TASK INSTRUCTIONS. Skip every picture and transcribe the remaining material exactly.

STORED RECORDS.
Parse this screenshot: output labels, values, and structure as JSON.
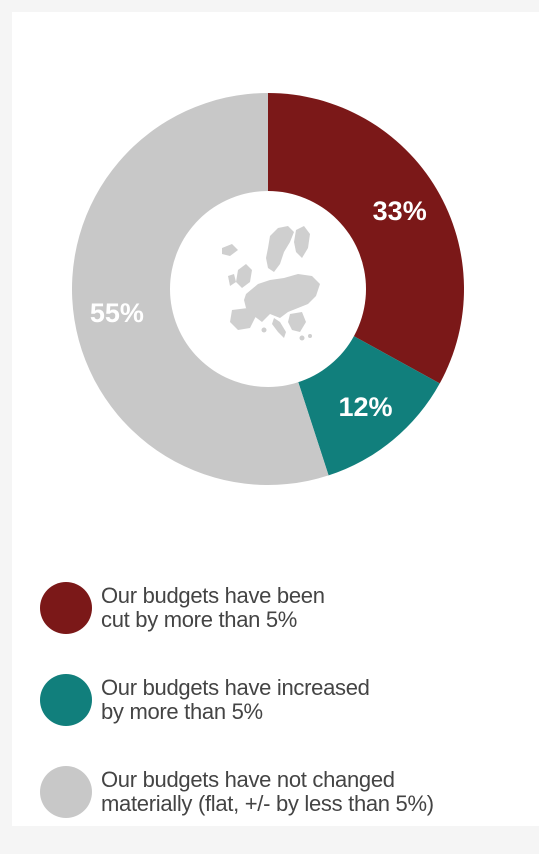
{
  "chart_data": {
    "type": "pie",
    "donut": true,
    "categories": [
      "Our budgets have been cut by more than 5%",
      "Our budgets have increased by more than 5%",
      "Our budgets have not changed materially (flat, +/- by less than 5%)"
    ],
    "values": [
      33,
      12,
      55
    ],
    "value_labels": [
      "33%",
      "12%",
      "55%"
    ],
    "colors": [
      "#7b1818",
      "#117f7c",
      "#c8c8c8"
    ],
    "center_icon": "europe-map-icon",
    "legend_placement": "bottom"
  },
  "legend": [
    {
      "line1": "Our budgets have been",
      "line2": "cut by more than 5%",
      "color": "#7b1818"
    },
    {
      "line1": "Our budgets have increased",
      "line2": "by more than 5%",
      "color": "#117f7c"
    },
    {
      "line1": "Our budgets have not changed",
      "line2": "materially (flat, +/- by less than 5%)",
      "color": "#c8c8c8"
    }
  ]
}
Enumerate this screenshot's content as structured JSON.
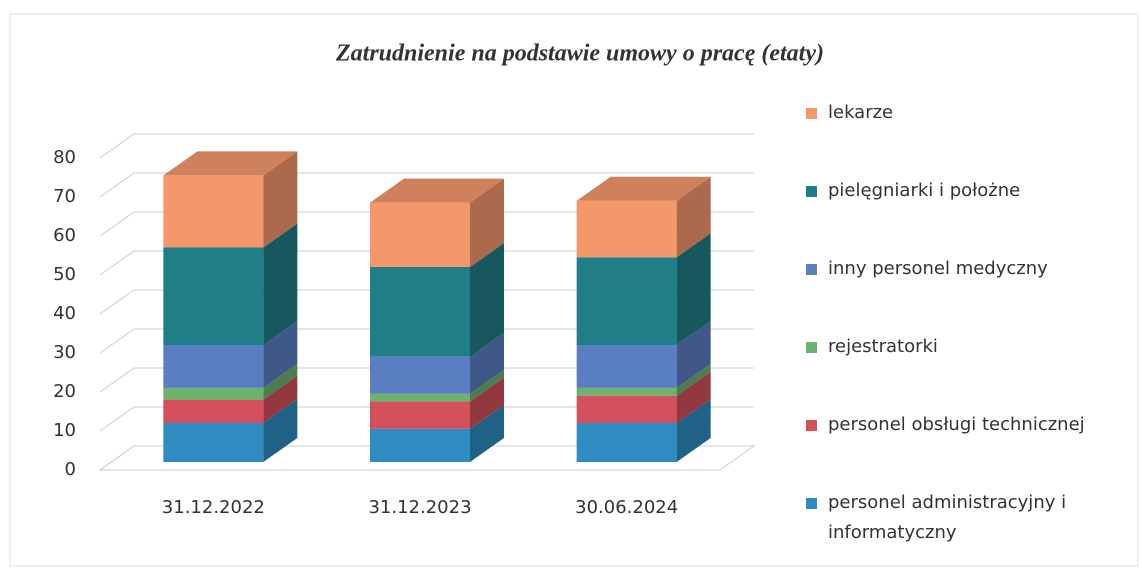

EXERCISE ANSWER.
Parse this screenshot: output labels, values, and structure as JSON.
{
  "chart_data": {
    "type": "pie",
    "donut": true,
    "categories": [
      "Our budgets have been cut by more than 5%",
      "Our budgets have increased by more than 5%",
      "Our budgets have not changed materially (flat, +/- by less than 5%)"
    ],
    "values": [
      33,
      12,
      55
    ],
    "value_labels": [
      "33%",
      "12%",
      "55%"
    ],
    "colors": [
      "#7b1818",
      "#117f7c",
      "#c8c8c8"
    ],
    "center_icon": "europe-map-icon",
    "legend_placement": "bottom"
  },
  "legend": [
    {
      "line1": "Our budgets have been",
      "line2": "cut by more than 5%",
      "color": "#7b1818"
    },
    {
      "line1": "Our budgets have increased",
      "line2": "by more than 5%",
      "color": "#117f7c"
    },
    {
      "line1": "Our budgets have not changed",
      "line2": "materially (flat, +/- by less than 5%)",
      "color": "#c8c8c8"
    }
  ]
}
Enumerate this screenshot's content as structured JSON.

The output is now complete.